YOUR GOAL: Set down each line of the data below exactly as it stands, dropping the pictures.

[Extracted records]

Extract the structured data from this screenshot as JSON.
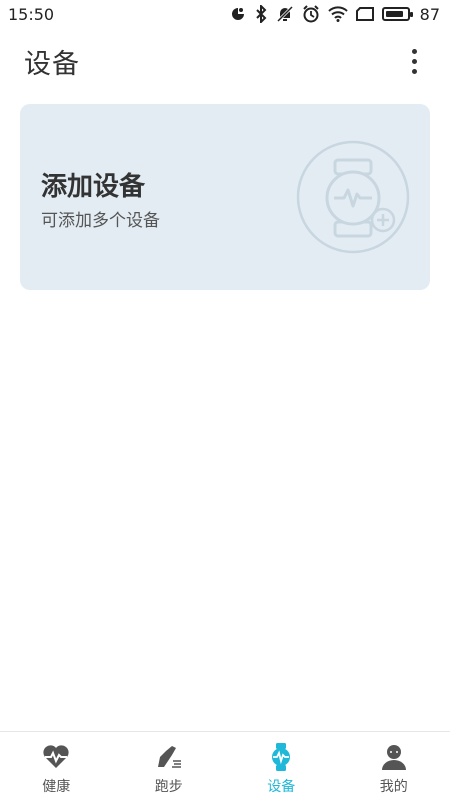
{
  "status_bar": {
    "time": "15:50",
    "battery_level": "87",
    "icons": [
      "notification-icon",
      "bluetooth-icon",
      "mute-icon",
      "alarm-icon",
      "wifi-icon",
      "screen-icon",
      "battery-icon"
    ]
  },
  "header": {
    "title": "设备",
    "menu_icon": "more-vert-icon"
  },
  "add_device_card": {
    "title": "添加设备",
    "subtitle": "可添加多个设备",
    "icon": "watch-add-icon"
  },
  "bottom_nav": {
    "active_color": "#1fb8d8",
    "items": [
      {
        "label": "健康",
        "icon": "heart-pulse-icon",
        "active": false
      },
      {
        "label": "跑步",
        "icon": "running-shoe-icon",
        "active": false
      },
      {
        "label": "设备",
        "icon": "watch-icon",
        "active": true
      },
      {
        "label": "我的",
        "icon": "person-icon",
        "active": false
      }
    ]
  }
}
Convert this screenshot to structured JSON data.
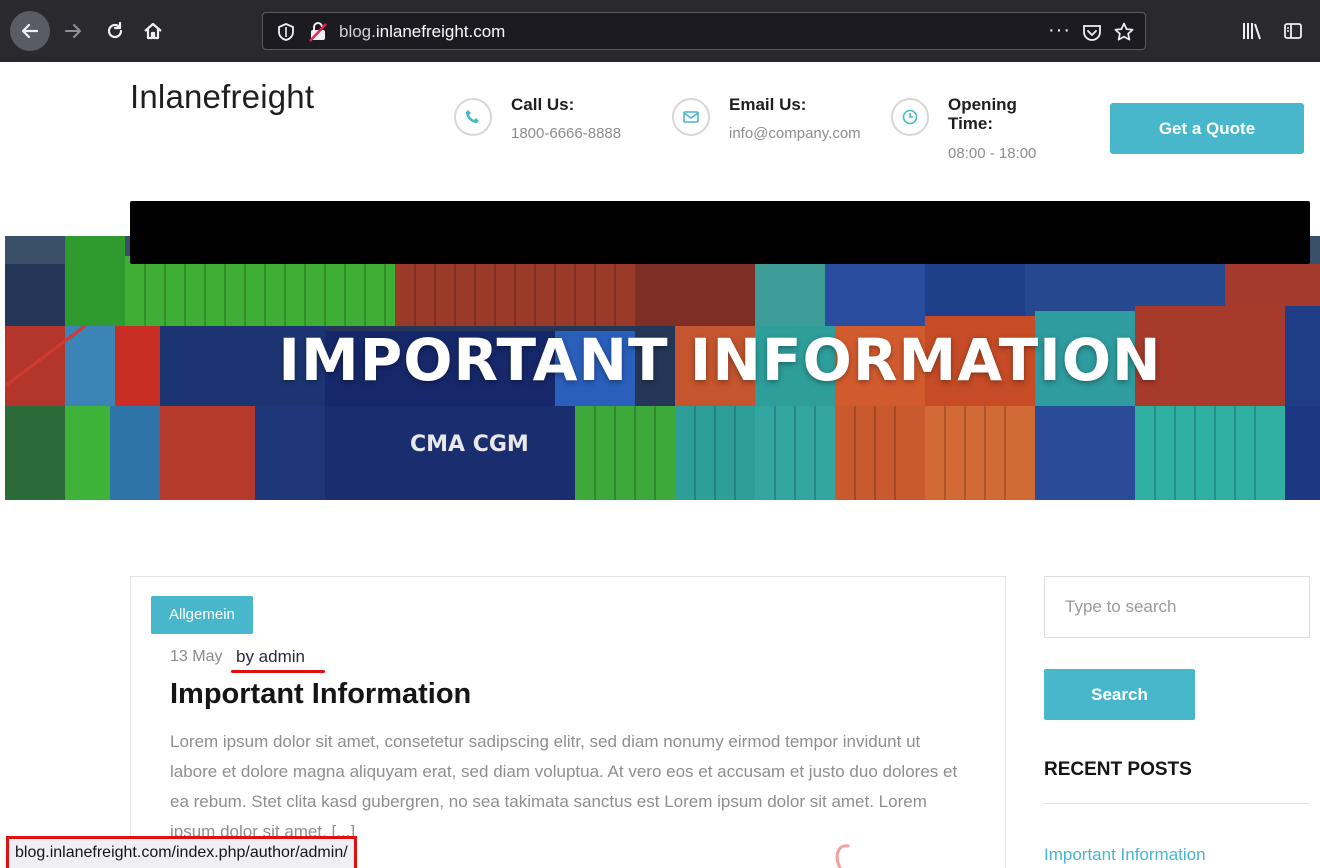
{
  "browser": {
    "url_prefix": "blog.",
    "url_domain": "inlanefreight.com",
    "more_label": "···"
  },
  "site": {
    "brand": "Inlanefreight",
    "contact": [
      {
        "title": "Call Us:",
        "value": "1800-6666-8888",
        "icon": "phone-icon"
      },
      {
        "title": "Email Us:",
        "value": "info@company.com",
        "icon": "mail-icon"
      },
      {
        "title": "Opening Time:",
        "value": "08:00 - 18:00",
        "icon": "clock-icon"
      }
    ],
    "quote_label": "Get a Quote"
  },
  "hero": {
    "title": "IMPORTANT INFORMATION",
    "container_text": "CMA CGM"
  },
  "post": {
    "category": "Allgemein",
    "date": "13 May",
    "author": "by admin",
    "title": "Important Information",
    "excerpt": "Lorem ipsum dolor sit amet, consetetur sadipscing elitr, sed diam nonumy eirmod tempor invidunt ut labore et dolore magna aliquyam erat, sed diam voluptua. At vero eos et accusam et justo duo dolores et ea rebum. Stet clita kasd gubergren, no sea takimata sanctus est Lorem ipsum dolor sit amet. Lorem ipsum dolor sit amet, [...]"
  },
  "sidebar": {
    "search_placeholder": "Type to search",
    "search_label": "Search",
    "recent_heading": "RECENT POSTS",
    "recent_posts": [
      "Important Information"
    ]
  },
  "status": {
    "link_url": "blog.inlanefreight.com/index.php/author/admin/"
  },
  "colors": {
    "accent": "#48b6cb",
    "highlight": "#e01010",
    "toolbar": "#2a2a2e"
  }
}
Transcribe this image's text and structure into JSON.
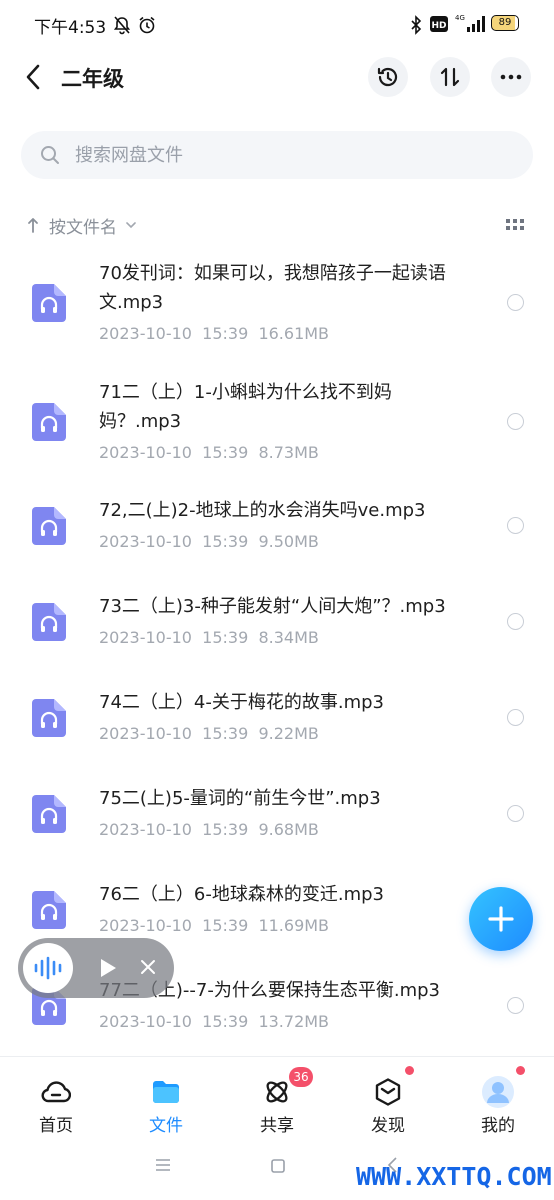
{
  "status": {
    "time": "下午4:53",
    "battery": "89",
    "network": "4G"
  },
  "header": {
    "title": "二年级"
  },
  "search": {
    "placeholder": "搜索网盘文件"
  },
  "sort": {
    "label": "按文件名"
  },
  "files": [
    {
      "name": "70发刊词：如果可以，我想陪孩子一起读语文.mp3",
      "date": "2023-10-10  15:39",
      "size": "16.61MB"
    },
    {
      "name": "71二（上）1-小蝌蚪为什么找不到妈妈？.mp3",
      "date": "2023-10-10  15:39",
      "size": "8.73MB"
    },
    {
      "name": "72,二(上)2-地球上的水会消失吗ve.mp3",
      "date": "2023-10-10  15:39",
      "size": "9.50MB"
    },
    {
      "name": "73二（上)3-种子能发射“人间大炮”？.mp3",
      "date": "2023-10-10  15:39",
      "size": "8.34MB"
    },
    {
      "name": "74二（上）4-关于梅花的故事.mp3",
      "date": "2023-10-10  15:39",
      "size": "9.22MB"
    },
    {
      "name": "75二(上)5-量词的“前生今世”.mp3",
      "date": "2023-10-10  15:39",
      "size": "9.68MB"
    },
    {
      "name": "76二（上）6-地球森林的变迁.mp3",
      "date": "2023-10-10  15:39",
      "size": "11.69MB"
    },
    {
      "name": "77二（上)--7-为什么要保持生态平衡.mp3",
      "date": "2023-10-10  15:39",
      "size": "13.72MB"
    }
  ],
  "nav": {
    "items": [
      {
        "label": "首页",
        "icon": "cloud-icon"
      },
      {
        "label": "文件",
        "icon": "folder-icon"
      },
      {
        "label": "共享",
        "icon": "share-atom-icon"
      },
      {
        "label": "发现",
        "icon": "discover-cube-icon"
      },
      {
        "label": "我的",
        "icon": "avatar-icon"
      }
    ],
    "share_badge": "36"
  },
  "watermark": "WWW.XXTTQ.COM",
  "colors": {
    "accent": "#1e8cff",
    "file_icon": "#7f86f0",
    "badge": "#f4506a"
  }
}
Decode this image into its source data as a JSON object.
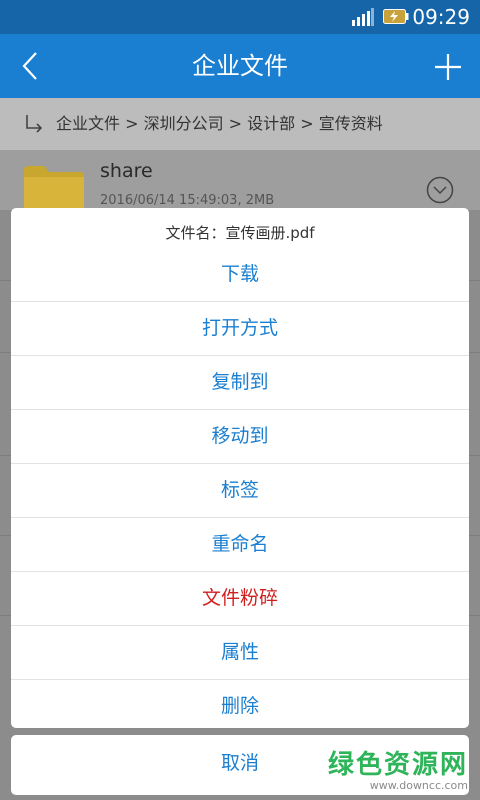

EXPECTED OUTPUT:
Extract the structured data from this screenshot as JSON.
{
  "status_bar": {
    "time": "15:50",
    "battery_level": "87",
    "icons": [
      "notification-icon",
      "bluetooth-icon",
      "mute-icon",
      "alarm-icon",
      "wifi-icon",
      "screen-icon",
      "battery-icon"
    ]
  },
  "header": {
    "title": "设备",
    "menu_icon": "more-vert-icon"
  },
  "add_device_card": {
    "title": "添加设备",
    "subtitle": "可添加多个设备",
    "icon": "watch-add-icon"
  },
  "bottom_nav": {
    "active_color": "#1fb8d8",
    "items": [
      {
        "label": "健康",
        "icon": "heart-pulse-icon",
        "active": false
      },
      {
        "label": "跑步",
        "icon": "running-shoe-icon",
        "active": false
      },
      {
        "label": "设备",
        "icon": "watch-icon",
        "active": true
      },
      {
        "label": "我的",
        "icon": "person-icon",
        "active": false
      }
    ]
  }
}
Convert this screenshot to structured JSON data.
{
  "browser": {
    "url_prefix": "blog.",
    "url_domain": "inlanefreight.com",
    "more_label": "···"
  },
  "site": {
    "brand": "Inlanefreight",
    "contact": [
      {
        "title": "Call Us:",
        "value": "1800-6666-8888",
        "icon": "phone-icon"
      },
      {
        "title": "Email Us:",
        "value": "info@company.com",
        "icon": "mail-icon"
      },
      {
        "title": "Opening Time:",
        "value": "08:00 - 18:00",
        "icon": "clock-icon"
      }
    ],
    "quote_label": "Get a Quote"
  },
  "hero": {
    "title": "IMPORTANT INFORMATION",
    "container_text": "CMA CGM"
  },
  "post": {
    "category": "Allgemein",
    "date": "13 May",
    "author": "by admin",
    "title": "Important Information",
    "excerpt": "Lorem ipsum dolor sit amet, consetetur sadipscing elitr, sed diam nonumy eirmod tempor invidunt ut labore et dolore magna aliquyam erat, sed diam voluptua. At vero eos et accusam et justo duo dolores et ea rebum. Stet clita kasd gubergren, no sea takimata sanctus est Lorem ipsum dolor sit amet. Lorem ipsum dolor sit amet, [...]"
  },
  "sidebar": {
    "search_placeholder": "Type to search",
    "search_label": "Search",
    "recent_heading": "RECENT POSTS",
    "recent_posts": [
      "Important Information"
    ]
  },
  "status": {
    "link_url": "blog.inlanefreight.com/index.php/author/admin/"
  },
  "colors": {
    "accent": "#48b6cb",
    "highlight": "#e01010",
    "toolbar": "#2a2a2e"
  }
}
Transcribe this image's text and structure into JSON.
{
  "status": {
    "time": "下午4:53",
    "battery": "89",
    "network": "4G"
  },
  "header": {
    "title": "二年级"
  },
  "search": {
    "placeholder": "搜索网盘文件"
  },
  "sort": {
    "label": "按文件名"
  },
  "files": [
    {
      "name": "70发刊词：如果可以，我想陪孩子一起读语文.mp3",
      "date": "2023-10-10  15:39",
      "size": "16.61MB"
    },
    {
      "name": "71二（上）1-小蝌蚪为什么找不到妈妈？.mp3",
      "date": "2023-10-10  15:39",
      "size": "8.73MB"
    },
    {
      "name": "72,二(上)2-地球上的水会消失吗ve.mp3",
      "date": "2023-10-10  15:39",
      "size": "9.50MB"
    },
    {
      "name": "73二（上)3-种子能发射“人间大炮”？.mp3",
      "date": "2023-10-10  15:39",
      "size": "8.34MB"
    },
    {
      "name": "74二（上）4-关于梅花的故事.mp3",
      "date": "2023-10-10  15:39",
      "size": "9.22MB"
    },
    {
      "name": "75二(上)5-量词的“前生今世”.mp3",
      "date": "2023-10-10  15:39",
      "size": "9.68MB"
    },
    {
      "name": "76二（上）6-地球森林的变迁.mp3",
      "date": "2023-10-10  15:39",
      "size": "11.69MB"
    },
    {
      "name": "77二（上)--7-为什么要保持生态平衡.mp3",
      "date": "2023-10-10  15:39",
      "size": "13.72MB"
    }
  ],
  "nav": {
    "items": [
      {
        "label": "首页",
        "icon": "cloud-icon"
      },
      {
        "label": "文件",
        "icon": "folder-icon"
      },
      {
        "label": "共享",
        "icon": "share-atom-icon"
      },
      {
        "label": "发现",
        "icon": "discover-cube-icon"
      },
      {
        "label": "我的",
        "icon": "avatar-icon"
      }
    ],
    "share_badge": "36"
  },
  "watermark": "WWW.XXTTQ.COM",
  "colors": {
    "accent": "#1e8cff",
    "file_icon": "#7f86f0",
    "badge": "#f4506a"
  }
}
Decode this image into its source data as a JSON object.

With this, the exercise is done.